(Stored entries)

/---

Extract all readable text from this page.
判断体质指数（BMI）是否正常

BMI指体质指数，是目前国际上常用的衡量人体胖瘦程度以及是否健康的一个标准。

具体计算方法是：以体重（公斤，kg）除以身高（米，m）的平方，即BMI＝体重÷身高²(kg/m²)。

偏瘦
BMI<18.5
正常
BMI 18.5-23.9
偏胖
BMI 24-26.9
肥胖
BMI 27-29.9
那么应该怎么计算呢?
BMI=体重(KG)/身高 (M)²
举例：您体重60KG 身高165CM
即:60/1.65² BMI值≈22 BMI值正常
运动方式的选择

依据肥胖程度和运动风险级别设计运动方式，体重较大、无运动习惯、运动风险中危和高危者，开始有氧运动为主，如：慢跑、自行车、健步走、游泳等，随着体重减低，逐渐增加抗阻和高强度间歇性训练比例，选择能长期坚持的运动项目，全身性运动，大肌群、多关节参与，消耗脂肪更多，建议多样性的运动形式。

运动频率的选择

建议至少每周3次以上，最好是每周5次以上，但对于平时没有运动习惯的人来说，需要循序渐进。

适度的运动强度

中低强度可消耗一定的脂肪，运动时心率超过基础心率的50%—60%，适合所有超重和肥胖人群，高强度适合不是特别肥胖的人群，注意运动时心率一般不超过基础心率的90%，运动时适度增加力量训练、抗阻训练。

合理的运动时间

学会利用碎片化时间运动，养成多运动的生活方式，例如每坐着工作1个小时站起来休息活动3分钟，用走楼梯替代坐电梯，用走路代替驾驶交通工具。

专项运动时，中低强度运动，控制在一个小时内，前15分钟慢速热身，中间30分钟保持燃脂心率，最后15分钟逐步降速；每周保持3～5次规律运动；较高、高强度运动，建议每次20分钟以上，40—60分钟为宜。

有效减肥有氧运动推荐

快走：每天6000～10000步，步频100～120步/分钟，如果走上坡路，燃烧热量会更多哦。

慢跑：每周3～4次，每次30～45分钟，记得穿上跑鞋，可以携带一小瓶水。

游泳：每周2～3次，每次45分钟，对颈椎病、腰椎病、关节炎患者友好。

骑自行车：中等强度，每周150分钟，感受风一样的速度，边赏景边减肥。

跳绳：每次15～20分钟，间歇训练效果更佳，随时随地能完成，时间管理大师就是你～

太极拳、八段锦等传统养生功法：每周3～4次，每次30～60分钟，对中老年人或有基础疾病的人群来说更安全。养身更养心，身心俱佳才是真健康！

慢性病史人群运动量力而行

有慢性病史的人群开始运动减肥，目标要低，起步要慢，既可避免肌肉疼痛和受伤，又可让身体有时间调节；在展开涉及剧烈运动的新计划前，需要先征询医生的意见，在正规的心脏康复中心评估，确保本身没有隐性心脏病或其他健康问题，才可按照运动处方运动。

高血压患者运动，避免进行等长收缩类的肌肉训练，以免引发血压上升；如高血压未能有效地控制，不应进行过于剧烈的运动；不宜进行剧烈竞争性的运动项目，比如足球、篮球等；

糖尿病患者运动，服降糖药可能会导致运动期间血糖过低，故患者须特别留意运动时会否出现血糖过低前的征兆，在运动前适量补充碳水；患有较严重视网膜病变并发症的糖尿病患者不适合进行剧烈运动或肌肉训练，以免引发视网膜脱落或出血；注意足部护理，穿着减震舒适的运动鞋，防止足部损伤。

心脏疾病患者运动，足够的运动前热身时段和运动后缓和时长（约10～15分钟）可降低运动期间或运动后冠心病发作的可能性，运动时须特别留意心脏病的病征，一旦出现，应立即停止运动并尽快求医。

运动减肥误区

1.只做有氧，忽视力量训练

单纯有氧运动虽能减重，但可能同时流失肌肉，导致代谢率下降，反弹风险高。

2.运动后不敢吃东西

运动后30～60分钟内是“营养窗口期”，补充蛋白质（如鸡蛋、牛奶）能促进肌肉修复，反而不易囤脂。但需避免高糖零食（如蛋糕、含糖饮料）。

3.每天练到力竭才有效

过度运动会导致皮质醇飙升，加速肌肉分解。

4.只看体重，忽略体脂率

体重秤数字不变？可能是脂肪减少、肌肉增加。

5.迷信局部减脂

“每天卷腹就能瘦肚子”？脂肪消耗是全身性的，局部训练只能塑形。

\---

Without leaving anything out, give the entries again exactly.

▶ **ANSWER FOR THIS EXERCISE**:
Extract all readable text from this page.
判断体质指数（BMI）是否正常

BMI指体质指数，是目前国际上常用的衡量人体胖瘦程度以及是否健康的一个标准。

具体计算方法是：以体重（公斤，kg）除以身高（米，m）的平方，即BMI＝体重÷身高²(kg/m²)。

偏瘦
BMI<18.5
正常
BMI 18.5-23.9
偏胖
BMI 24-26.9
肥胖
BMI 27-29.9
那么应该怎么计算呢?
BMI=体重(KG)/身高 (M)²
举例：您体重60KG 身高165CM
即:60/1.65² BMI值≈22 BMI值正常
运动方式的选择

依据肥胖程度和运动风险级别设计运动方式，体重较大、无运动习惯、运动风险中危和高危者，开始有氧运动为主，如：慢跑、自行车、健步走、游泳等，随着体重减低，逐渐增加抗阻和高强度间歇性训练比例，选择能长期坚持的运动项目，全身性运动，大肌群、多关节参与，消耗脂肪更多，建议多样性的运动形式。

运动频率的选择

建议至少每周3次以上，最好是每周5次以上，但对于平时没有运动习惯的人来说，需要循序渐进。

适度的运动强度

中低强度可消耗一定的脂肪，运动时心率超过基础心率的50%—60%，适合所有超重和肥胖人群，高强度适合不是特别肥胖的人群，注意运动时心率一般不超过基础心率的90%，运动时适度增加力量训练、抗阻训练。

合理的运动时间

学会利用碎片化时间运动，养成多运动的生活方式，例如每坐着工作1个小时站起来休息活动3分钟，用走楼梯替代坐电梯，用走路代替驾驶交通工具。

专项运动时，中低强度运动，控制在一个小时内，前15分钟慢速热身，中间30分钟保持燃脂心率，最后15分钟逐步降速；每周保持3～5次规律运动；较高、高强度运动，建议每次20分钟以上，40—60分钟为宜。

有效减肥有氧运动推荐

快走：每天6000～10000步，步频100～120步/分钟，如果走上坡路，燃烧热量会更多哦。

慢跑：每周3～4次，每次30～45分钟，记得穿上跑鞋，可以携带一小瓶水。

游泳：每周2～3次，每次45分钟，对颈椎病、腰椎病、关节炎患者友好。

骑自行车：中等强度，每周150分钟，感受风一样的速度，边赏景边减肥。

跳绳：每次15～20分钟，间歇训练效果更佳，随时随地能完成，时间管理大师就是你～

太极拳、八段锦等传统养生功法：每周3～4次，每次30～60分钟，对中老年人或有基础疾病的人群来说更安全。养身更养心，身心俱佳才是真健康！

慢性病史人群运动量力而行

有慢性病史的人群开始运动减肥，目标要低，起步要慢，既可避免肌肉疼痛和受伤，又可让身体有时间调节；在展开涉及剧烈运动的新计划前，需要先征询医生的意见，在正规的心脏康复中心评估，确保本身没有隐性心脏病或其他健康问题，才可按照运动处方运动。

高血压患者运动，避免进行等长收缩类的肌肉训练，以免引发血压上升；如高血压未能有效地控制，不应进行过于剧烈的运动；不宜进行剧烈竞争性的运动项目，比如足球、篮球等；

糖尿病患者运动，服降糖药可能会导致运动期间血糖过低，故患者须特别留意运动时会否出现血糖过低前的征兆，在运动前适量补充碳水；患有较严重视网膜病变并发症的糖尿病患者不适合进行剧烈运动或肌肉训练，以免引发视网膜脱落或出血；注意足部护理，穿着减震舒适的运动鞋，防止足部损伤。

心脏疾病患者运动，足够的运动前热身时段和运动后缓和时长（约10～15分钟）可降低运动期间或运动后冠心病发作的可能性，运动时须特别留意心脏病的病征，一旦出现，应立即停止运动并尽快求医。

运动减肥误区

1.只做有氧，忽视力量训练

单纯有氧运动虽能减重，但可能同时流失肌肉，导致代谢率下降，反弹风险高。

2.运动后不敢吃东西

运动后30～60分钟内是“营养窗口期”，补充蛋白质（如鸡蛋、牛奶）能促进肌肉修复，反而不易囤脂。但需避免高糖零食（如蛋糕、含糖饮料）。

3.每天练到力竭才有效

过度运动会导致皮质醇飙升，加速肌肉分解。

4.只看体重，忽略体脂率

体重秤数字不变？可能是脂肪减少、肌肉增加。

5.迷信局部减脂

“每天卷腹就能瘦肚子”？脂肪消耗是全身性的，局部训练只能塑形。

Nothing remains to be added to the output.